# [RECORD EXCERPTS]
---
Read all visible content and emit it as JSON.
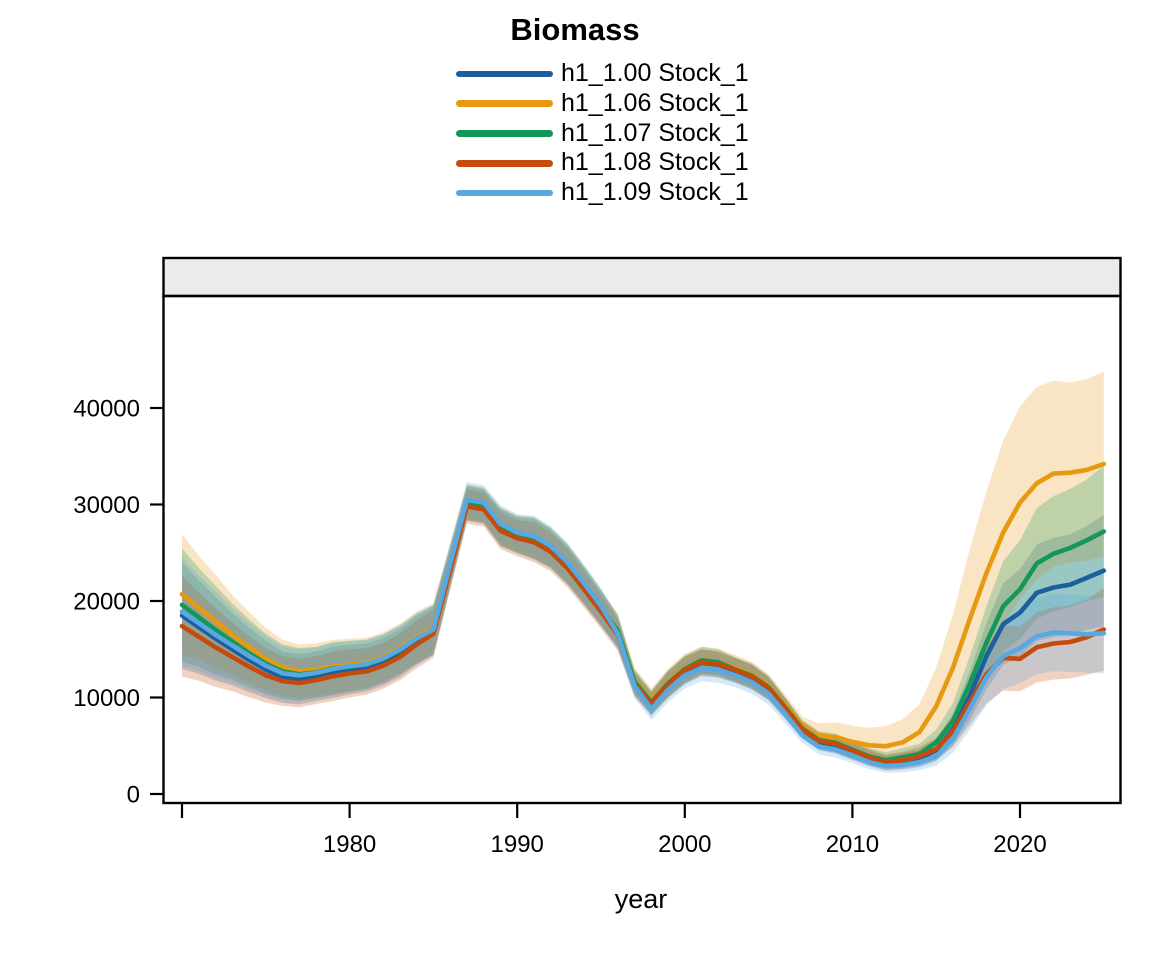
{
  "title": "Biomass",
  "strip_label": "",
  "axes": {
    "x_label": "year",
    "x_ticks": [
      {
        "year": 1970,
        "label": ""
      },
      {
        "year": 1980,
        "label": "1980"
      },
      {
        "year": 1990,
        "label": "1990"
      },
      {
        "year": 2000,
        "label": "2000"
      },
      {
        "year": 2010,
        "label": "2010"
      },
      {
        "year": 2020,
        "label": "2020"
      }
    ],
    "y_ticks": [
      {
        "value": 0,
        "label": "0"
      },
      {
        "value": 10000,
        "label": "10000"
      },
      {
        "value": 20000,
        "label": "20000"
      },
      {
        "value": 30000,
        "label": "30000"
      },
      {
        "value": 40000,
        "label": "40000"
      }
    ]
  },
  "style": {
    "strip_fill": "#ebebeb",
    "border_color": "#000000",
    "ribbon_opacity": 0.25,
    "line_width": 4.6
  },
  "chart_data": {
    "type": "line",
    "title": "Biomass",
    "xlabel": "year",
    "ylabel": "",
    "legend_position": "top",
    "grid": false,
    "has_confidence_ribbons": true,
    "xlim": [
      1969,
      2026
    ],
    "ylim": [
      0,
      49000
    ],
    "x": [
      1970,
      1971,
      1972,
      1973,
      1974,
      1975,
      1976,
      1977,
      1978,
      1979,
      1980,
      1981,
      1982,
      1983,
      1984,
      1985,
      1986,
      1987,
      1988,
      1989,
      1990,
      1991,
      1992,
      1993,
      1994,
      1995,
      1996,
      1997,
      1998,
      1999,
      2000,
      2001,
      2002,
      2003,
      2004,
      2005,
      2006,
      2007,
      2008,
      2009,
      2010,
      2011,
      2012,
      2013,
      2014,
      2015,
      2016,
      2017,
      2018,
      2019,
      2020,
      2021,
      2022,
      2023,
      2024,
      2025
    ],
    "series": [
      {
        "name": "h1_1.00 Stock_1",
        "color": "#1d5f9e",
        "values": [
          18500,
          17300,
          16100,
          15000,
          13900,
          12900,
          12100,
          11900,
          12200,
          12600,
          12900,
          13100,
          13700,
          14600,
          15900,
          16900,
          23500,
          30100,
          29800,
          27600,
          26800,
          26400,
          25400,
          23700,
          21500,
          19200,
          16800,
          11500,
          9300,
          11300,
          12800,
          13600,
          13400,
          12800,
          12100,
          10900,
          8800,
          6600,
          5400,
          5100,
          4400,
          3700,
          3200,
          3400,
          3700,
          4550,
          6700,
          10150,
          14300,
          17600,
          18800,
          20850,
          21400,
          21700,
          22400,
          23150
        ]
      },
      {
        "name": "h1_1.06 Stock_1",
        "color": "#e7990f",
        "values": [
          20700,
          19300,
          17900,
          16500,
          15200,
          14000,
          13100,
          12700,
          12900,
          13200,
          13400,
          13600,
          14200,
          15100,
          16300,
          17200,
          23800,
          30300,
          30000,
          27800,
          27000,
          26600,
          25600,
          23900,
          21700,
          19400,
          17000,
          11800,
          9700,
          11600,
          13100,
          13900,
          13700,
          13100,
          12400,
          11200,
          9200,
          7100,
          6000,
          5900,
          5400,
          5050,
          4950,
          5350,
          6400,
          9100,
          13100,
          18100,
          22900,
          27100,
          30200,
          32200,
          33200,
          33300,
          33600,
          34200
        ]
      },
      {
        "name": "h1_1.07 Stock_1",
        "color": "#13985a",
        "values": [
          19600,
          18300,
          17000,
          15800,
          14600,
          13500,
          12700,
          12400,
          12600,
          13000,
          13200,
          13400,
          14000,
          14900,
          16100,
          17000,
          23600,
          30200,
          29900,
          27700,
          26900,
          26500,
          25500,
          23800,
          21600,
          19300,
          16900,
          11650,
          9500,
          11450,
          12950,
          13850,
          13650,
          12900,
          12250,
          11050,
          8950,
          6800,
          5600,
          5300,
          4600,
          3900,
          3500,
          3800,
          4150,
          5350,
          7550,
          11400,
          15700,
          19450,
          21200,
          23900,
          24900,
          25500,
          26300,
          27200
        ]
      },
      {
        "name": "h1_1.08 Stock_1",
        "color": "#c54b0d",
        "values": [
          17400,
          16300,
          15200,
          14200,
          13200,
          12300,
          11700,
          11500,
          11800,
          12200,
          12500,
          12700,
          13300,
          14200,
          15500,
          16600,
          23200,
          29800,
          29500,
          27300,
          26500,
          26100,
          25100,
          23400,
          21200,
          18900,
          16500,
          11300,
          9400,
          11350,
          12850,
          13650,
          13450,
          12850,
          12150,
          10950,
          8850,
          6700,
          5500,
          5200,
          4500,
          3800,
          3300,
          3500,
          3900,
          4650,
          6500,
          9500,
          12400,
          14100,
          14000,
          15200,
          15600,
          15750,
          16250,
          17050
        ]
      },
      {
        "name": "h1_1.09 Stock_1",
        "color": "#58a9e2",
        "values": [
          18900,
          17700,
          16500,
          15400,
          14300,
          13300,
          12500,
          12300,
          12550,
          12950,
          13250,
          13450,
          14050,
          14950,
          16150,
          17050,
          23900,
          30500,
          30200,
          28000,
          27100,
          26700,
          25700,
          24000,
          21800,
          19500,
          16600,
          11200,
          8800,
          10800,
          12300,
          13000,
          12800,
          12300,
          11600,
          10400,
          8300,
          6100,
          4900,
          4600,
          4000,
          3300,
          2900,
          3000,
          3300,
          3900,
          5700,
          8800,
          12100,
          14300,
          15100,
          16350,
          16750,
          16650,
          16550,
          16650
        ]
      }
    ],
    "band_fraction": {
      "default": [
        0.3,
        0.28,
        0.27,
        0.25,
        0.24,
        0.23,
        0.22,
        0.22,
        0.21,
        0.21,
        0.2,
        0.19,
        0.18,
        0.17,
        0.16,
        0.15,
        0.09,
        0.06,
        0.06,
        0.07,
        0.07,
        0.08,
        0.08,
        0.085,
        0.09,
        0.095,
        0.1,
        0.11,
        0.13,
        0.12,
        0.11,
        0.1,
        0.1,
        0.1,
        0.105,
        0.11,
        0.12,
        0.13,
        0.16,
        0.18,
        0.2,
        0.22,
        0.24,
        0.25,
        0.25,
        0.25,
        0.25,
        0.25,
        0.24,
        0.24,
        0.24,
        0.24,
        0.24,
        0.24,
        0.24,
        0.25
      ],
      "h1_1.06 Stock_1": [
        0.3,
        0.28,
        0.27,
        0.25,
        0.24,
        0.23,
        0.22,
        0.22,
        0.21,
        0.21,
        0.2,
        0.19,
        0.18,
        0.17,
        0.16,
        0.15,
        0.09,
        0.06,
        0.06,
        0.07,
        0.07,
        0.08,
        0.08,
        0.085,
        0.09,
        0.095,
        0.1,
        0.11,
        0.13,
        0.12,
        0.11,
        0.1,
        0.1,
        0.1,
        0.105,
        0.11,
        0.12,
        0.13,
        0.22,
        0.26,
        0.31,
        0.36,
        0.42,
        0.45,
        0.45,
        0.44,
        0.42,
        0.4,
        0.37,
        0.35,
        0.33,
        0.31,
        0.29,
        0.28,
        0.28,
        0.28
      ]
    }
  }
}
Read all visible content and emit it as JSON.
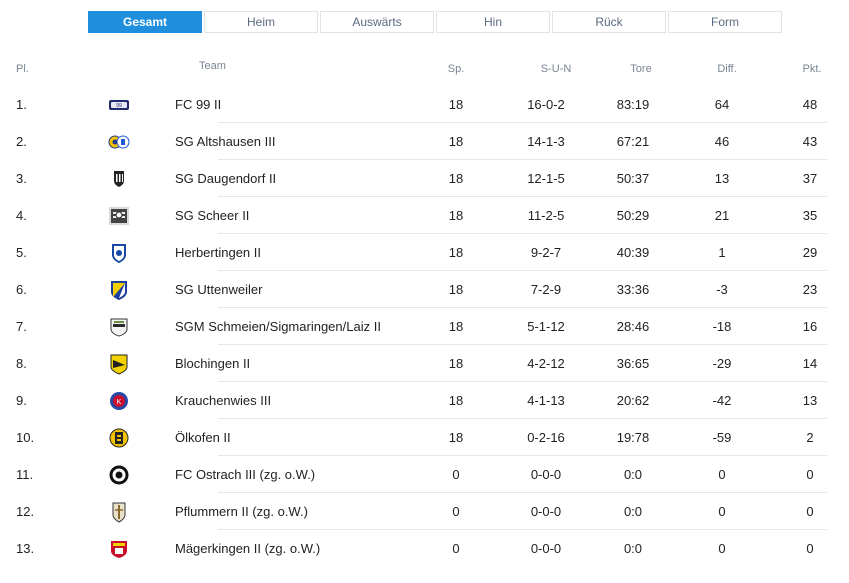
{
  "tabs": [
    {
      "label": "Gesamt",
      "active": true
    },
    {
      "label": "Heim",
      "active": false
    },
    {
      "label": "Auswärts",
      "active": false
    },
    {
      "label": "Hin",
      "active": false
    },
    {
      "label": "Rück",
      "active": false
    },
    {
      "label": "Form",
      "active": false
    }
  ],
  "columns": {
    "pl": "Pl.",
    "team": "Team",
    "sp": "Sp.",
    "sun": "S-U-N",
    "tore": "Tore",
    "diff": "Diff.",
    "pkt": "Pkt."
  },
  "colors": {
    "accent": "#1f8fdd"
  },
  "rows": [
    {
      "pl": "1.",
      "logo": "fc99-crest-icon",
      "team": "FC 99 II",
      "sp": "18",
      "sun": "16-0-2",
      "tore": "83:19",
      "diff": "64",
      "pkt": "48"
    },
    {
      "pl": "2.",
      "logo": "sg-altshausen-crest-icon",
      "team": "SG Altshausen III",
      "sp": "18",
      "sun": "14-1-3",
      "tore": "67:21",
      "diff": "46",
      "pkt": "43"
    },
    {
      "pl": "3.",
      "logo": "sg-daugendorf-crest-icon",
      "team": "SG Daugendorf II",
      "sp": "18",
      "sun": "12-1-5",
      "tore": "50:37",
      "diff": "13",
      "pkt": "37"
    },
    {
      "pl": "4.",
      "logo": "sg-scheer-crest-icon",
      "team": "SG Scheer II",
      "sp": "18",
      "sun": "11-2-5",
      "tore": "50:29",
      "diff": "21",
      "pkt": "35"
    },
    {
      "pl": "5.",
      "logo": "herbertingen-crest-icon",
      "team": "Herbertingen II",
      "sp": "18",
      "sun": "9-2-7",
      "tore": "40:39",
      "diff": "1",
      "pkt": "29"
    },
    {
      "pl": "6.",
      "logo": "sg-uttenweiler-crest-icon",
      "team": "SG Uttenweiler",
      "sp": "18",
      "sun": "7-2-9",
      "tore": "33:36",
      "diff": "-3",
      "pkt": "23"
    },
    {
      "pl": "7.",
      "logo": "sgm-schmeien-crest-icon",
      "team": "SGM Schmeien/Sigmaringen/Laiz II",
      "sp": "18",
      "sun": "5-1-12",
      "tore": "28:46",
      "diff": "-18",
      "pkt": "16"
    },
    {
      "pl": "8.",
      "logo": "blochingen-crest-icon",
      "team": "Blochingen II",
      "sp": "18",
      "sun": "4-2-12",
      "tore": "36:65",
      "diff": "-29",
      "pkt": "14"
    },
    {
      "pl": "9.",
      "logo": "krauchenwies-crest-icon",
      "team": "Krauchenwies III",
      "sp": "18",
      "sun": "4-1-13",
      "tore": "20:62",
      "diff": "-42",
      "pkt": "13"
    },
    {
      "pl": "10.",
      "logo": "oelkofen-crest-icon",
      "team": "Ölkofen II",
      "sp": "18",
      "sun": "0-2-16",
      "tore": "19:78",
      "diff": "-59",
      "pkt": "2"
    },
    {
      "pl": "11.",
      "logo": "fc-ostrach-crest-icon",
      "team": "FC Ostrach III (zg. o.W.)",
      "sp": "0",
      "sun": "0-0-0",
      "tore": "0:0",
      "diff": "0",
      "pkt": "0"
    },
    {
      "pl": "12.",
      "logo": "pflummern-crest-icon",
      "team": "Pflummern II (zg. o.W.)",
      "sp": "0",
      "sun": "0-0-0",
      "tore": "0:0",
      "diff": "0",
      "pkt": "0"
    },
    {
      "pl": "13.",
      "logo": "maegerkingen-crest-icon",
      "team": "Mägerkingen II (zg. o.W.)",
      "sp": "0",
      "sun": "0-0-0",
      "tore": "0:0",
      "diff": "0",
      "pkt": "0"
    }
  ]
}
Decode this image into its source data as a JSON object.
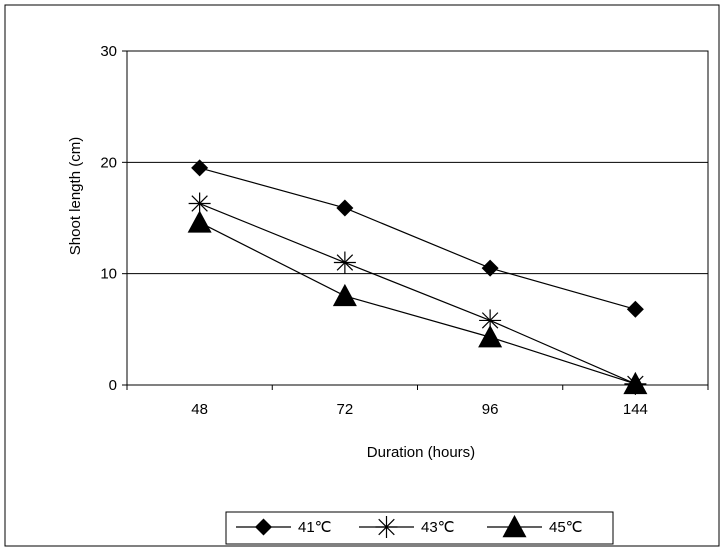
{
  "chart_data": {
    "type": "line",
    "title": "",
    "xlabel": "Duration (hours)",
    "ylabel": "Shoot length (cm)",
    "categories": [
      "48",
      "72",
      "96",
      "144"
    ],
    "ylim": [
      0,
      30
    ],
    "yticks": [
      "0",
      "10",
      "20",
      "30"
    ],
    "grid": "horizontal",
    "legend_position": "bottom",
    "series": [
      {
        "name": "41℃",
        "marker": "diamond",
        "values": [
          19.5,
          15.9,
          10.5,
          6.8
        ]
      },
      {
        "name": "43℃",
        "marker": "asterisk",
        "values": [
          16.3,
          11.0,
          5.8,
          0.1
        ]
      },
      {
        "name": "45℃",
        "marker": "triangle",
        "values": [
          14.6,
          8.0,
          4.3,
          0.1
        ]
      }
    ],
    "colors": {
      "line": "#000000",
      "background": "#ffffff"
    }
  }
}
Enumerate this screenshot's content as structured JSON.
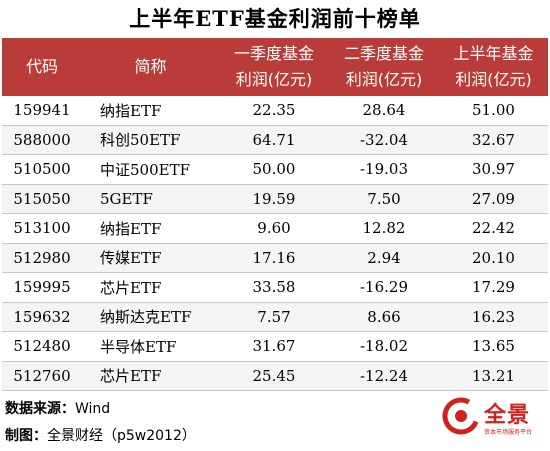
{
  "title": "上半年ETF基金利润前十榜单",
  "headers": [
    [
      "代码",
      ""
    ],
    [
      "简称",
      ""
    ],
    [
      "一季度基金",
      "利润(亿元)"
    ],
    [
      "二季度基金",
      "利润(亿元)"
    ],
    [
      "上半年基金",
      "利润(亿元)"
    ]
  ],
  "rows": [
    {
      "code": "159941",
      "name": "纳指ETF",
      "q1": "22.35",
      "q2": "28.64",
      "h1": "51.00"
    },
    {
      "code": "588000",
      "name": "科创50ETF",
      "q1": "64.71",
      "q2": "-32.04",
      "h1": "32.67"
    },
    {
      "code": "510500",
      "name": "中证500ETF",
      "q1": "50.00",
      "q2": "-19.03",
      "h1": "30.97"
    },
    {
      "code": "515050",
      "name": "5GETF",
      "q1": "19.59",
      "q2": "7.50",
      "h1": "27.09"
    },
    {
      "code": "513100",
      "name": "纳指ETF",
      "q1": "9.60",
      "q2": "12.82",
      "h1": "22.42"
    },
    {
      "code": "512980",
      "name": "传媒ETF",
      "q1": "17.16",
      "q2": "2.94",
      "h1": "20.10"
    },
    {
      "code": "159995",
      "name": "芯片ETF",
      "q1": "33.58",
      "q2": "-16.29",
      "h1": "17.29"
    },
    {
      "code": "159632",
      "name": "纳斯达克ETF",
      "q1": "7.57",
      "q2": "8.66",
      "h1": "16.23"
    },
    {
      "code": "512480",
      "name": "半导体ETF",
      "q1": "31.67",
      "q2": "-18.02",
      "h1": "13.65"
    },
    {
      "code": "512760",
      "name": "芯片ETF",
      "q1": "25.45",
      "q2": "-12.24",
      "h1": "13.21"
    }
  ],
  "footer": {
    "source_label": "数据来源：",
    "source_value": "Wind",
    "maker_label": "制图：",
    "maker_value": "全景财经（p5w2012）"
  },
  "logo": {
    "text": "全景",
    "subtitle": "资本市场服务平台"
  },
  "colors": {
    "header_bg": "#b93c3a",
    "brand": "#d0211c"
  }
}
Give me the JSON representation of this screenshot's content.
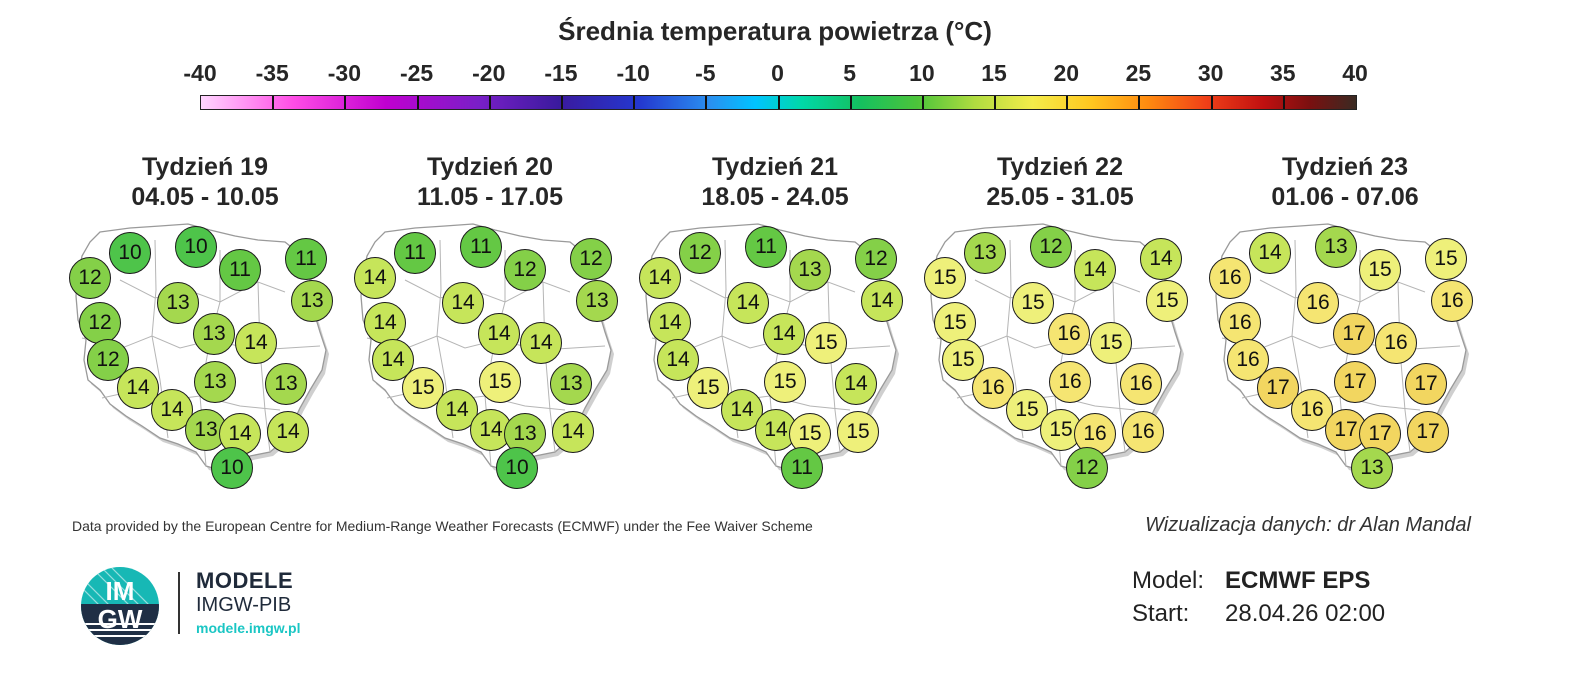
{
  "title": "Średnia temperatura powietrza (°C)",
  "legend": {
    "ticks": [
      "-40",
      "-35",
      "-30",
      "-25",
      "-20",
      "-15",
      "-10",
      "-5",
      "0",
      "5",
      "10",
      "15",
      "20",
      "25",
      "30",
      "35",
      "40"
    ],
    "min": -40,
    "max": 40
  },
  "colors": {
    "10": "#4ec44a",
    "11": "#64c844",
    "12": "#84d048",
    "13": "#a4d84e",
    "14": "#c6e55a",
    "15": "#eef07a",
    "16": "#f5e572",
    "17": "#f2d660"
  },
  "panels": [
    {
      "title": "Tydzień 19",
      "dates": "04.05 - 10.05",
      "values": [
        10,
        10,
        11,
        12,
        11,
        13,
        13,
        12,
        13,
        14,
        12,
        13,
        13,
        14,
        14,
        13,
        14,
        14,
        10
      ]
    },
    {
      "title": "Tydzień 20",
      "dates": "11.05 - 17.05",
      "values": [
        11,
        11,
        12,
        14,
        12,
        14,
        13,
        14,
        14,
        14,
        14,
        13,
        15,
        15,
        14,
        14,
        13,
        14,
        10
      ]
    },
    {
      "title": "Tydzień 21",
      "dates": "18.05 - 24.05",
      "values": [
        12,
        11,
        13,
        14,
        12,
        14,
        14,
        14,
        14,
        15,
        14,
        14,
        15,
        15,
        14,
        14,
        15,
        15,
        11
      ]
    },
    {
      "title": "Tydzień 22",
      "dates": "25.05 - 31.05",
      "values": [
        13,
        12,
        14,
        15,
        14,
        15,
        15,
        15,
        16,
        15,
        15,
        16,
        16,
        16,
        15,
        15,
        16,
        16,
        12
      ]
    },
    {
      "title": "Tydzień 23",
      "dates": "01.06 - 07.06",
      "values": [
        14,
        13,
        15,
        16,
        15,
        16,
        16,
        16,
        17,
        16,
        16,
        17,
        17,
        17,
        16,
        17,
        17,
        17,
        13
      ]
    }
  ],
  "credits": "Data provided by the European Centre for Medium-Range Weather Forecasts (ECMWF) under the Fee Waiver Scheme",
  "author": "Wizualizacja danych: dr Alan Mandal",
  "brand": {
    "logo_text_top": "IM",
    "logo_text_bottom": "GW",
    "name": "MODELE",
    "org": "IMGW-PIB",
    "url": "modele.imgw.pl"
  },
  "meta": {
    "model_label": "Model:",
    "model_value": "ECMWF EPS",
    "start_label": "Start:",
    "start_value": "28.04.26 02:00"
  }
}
---
# [TASK]
Count each line of the entries that holds the word "dates", then state the total and nothing more.

# [TASK ANSWER]
5